(Saved data entries)
* * * * *
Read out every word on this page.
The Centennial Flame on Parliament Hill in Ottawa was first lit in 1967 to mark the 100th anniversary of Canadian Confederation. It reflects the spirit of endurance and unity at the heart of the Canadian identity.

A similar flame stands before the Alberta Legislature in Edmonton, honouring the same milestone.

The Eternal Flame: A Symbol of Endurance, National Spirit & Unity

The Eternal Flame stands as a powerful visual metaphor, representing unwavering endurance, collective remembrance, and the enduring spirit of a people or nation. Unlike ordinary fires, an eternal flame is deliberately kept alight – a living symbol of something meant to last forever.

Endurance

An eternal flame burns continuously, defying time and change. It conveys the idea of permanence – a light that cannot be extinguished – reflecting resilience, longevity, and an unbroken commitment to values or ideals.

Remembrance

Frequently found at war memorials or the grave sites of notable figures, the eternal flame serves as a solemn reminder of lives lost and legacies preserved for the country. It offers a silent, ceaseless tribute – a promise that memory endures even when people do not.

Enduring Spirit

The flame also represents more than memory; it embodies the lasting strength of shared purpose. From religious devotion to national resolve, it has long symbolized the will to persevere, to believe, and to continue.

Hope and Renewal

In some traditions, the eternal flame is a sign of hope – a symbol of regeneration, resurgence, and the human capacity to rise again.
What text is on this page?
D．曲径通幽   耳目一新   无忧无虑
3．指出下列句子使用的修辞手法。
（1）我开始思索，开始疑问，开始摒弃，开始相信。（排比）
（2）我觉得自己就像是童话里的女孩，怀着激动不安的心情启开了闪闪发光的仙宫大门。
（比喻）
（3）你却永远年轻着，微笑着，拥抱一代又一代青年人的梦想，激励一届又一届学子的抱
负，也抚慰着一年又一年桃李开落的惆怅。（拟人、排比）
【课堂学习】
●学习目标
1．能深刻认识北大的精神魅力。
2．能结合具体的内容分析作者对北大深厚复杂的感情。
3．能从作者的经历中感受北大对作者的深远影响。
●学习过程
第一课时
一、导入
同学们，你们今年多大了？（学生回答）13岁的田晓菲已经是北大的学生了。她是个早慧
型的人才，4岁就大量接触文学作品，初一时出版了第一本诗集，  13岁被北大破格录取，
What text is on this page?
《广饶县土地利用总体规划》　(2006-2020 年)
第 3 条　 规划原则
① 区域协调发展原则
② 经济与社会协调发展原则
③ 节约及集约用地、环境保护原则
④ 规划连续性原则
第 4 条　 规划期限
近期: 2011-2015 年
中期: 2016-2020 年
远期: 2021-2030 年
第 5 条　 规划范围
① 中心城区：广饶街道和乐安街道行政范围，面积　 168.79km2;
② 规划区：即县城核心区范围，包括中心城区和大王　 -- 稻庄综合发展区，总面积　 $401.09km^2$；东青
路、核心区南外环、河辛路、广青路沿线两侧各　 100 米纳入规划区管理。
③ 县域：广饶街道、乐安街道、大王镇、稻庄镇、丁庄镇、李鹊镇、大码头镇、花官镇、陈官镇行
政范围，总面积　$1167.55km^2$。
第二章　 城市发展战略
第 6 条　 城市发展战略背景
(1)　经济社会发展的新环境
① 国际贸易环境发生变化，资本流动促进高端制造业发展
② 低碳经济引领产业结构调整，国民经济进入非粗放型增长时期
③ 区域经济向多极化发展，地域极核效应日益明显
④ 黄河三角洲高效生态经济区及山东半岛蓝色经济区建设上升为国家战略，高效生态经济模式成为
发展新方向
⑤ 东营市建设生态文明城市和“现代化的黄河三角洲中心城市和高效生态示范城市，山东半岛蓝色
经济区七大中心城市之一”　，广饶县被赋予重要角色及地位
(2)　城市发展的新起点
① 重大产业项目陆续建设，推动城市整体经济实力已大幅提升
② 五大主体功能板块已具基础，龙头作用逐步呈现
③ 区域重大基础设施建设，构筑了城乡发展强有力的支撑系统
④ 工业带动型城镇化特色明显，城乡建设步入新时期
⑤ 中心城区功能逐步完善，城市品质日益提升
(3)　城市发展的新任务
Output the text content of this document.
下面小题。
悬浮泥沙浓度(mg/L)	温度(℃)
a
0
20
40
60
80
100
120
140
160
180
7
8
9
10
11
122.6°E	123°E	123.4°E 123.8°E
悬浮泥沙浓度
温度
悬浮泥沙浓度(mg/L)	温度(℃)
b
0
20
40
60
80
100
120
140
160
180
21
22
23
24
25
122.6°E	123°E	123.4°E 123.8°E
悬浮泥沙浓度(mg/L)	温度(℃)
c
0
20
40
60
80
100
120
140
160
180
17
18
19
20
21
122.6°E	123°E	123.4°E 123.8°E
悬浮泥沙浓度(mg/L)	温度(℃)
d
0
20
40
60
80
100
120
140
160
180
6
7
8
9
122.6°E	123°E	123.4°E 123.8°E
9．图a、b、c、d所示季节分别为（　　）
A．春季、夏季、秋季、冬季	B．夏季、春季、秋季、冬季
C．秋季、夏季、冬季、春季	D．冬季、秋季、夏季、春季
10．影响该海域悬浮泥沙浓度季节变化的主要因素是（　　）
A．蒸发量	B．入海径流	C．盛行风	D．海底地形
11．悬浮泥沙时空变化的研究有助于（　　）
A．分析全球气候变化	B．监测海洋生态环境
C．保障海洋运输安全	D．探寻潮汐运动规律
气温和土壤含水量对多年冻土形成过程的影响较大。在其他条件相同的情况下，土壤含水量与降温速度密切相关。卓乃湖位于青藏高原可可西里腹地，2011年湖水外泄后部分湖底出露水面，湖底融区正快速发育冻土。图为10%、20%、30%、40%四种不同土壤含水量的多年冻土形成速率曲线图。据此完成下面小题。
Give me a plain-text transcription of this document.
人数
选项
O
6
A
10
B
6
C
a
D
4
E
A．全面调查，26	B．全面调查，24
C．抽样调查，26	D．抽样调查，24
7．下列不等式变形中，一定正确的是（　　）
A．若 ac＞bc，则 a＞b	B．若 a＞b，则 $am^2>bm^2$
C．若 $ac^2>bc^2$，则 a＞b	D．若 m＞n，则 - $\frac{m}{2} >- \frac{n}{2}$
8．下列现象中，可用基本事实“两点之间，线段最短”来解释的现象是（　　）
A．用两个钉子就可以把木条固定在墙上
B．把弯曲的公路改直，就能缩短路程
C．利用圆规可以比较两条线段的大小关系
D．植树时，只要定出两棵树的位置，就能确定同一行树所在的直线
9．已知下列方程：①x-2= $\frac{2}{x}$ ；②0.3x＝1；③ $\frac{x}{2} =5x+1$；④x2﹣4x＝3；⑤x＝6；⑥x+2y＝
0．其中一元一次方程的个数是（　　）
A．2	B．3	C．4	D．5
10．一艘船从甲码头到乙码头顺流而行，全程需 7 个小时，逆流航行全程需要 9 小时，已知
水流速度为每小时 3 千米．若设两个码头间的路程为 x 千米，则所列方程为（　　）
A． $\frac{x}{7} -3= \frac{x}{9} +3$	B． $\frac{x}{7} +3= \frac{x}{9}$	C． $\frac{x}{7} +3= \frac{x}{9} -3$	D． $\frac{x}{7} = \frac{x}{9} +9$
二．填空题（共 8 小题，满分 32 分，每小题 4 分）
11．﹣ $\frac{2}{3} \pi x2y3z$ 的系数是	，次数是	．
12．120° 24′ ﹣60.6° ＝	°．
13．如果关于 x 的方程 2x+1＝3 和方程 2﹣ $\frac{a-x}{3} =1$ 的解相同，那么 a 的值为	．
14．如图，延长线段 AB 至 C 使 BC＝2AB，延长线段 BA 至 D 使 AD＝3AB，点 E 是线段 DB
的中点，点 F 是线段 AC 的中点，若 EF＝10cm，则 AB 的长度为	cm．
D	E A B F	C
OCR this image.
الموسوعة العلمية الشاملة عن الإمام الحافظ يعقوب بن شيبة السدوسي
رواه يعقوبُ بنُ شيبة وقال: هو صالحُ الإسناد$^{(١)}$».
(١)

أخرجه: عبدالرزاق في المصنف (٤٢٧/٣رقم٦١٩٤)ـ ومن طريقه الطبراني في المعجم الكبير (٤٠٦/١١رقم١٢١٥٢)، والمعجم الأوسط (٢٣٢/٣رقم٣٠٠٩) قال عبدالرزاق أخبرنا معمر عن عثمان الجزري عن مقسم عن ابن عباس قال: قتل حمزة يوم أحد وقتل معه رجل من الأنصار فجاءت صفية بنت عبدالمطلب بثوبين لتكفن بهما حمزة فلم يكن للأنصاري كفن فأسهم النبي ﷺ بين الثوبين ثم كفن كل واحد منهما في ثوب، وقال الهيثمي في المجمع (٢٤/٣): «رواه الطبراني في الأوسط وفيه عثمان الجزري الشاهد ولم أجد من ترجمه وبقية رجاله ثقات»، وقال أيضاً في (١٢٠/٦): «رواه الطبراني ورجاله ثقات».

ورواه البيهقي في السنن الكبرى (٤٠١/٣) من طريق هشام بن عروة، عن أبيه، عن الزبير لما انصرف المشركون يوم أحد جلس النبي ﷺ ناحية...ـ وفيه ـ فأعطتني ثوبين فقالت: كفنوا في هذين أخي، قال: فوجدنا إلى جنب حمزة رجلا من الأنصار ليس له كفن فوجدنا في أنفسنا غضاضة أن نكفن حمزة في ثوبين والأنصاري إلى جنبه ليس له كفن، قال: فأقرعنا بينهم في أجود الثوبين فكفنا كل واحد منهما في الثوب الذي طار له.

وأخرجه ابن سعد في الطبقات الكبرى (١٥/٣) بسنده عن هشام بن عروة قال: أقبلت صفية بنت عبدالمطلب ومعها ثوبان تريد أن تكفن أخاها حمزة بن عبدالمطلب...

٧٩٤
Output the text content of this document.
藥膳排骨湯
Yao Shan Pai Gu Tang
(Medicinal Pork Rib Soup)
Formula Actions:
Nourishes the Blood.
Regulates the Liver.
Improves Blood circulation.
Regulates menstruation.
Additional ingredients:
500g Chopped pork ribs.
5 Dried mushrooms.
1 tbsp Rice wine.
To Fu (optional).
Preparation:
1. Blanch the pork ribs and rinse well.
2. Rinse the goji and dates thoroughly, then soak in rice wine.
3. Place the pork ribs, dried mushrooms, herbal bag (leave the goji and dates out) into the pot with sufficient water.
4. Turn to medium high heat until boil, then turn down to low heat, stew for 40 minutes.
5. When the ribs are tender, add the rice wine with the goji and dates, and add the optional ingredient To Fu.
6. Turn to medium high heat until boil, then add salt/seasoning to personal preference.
* * * * *
> PROBLEM DETAILS
Determine how many lines include the word "dates" and report that number by itself.

> COMPLETE RESPONSE
3